### Problem to work on
Identify the lines that contain the string "uhlíků" and copy all of them.

### Data provided
------------------------------------------------------------------------
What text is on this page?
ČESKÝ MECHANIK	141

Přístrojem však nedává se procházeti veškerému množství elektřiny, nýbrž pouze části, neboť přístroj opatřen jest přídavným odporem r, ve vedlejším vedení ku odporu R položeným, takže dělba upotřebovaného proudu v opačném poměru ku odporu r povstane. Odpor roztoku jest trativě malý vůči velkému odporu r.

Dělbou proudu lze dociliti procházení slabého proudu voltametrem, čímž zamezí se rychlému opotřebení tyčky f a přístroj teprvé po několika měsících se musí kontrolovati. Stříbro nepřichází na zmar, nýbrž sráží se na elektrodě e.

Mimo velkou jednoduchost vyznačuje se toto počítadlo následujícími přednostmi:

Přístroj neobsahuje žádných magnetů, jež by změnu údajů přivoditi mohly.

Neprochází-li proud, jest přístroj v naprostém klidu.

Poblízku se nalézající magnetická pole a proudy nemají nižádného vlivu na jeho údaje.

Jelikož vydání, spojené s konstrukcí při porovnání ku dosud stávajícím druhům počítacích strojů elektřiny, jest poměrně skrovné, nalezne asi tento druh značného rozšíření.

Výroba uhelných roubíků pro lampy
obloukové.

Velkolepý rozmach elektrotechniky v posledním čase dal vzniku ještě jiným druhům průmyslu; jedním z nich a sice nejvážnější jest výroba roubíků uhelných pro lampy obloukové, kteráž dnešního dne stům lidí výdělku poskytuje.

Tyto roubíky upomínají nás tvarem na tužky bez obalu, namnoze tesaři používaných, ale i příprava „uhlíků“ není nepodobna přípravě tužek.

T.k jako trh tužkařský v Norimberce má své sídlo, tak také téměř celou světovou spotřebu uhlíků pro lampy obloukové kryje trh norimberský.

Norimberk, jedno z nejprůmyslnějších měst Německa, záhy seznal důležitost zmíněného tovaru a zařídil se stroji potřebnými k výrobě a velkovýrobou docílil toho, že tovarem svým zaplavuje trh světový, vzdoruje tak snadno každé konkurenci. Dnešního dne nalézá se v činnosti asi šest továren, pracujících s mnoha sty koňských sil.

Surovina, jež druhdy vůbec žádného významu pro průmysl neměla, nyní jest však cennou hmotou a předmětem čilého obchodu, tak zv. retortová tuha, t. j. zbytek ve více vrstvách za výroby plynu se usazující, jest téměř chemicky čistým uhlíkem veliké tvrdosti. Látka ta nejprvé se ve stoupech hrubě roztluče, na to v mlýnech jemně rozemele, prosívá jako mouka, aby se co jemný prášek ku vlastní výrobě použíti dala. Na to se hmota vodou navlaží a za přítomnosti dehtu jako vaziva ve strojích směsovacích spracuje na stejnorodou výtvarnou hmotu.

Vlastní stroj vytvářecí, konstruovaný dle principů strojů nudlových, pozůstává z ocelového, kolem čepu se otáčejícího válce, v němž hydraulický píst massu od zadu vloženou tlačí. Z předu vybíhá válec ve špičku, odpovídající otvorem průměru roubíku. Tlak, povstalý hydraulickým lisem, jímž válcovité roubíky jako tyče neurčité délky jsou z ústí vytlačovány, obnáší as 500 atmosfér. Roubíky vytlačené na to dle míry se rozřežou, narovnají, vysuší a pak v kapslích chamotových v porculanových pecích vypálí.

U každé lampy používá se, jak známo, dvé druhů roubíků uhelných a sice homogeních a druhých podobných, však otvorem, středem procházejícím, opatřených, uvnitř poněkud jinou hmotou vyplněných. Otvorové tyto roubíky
------------------------------------------------------------------------
### Task output
Tyto roubíky upomínají nás tvarem na tužky bez obalu, namnoze tesaři používaných, ale i příprava „uhlíků“ není nepodobna přípravě tužek.
T.k jako trh tužkařský v Norimberce má své sídlo, tak také téměř celou světovou spotřebu uhlíků pro lampy obloukové kryje trh norimberský.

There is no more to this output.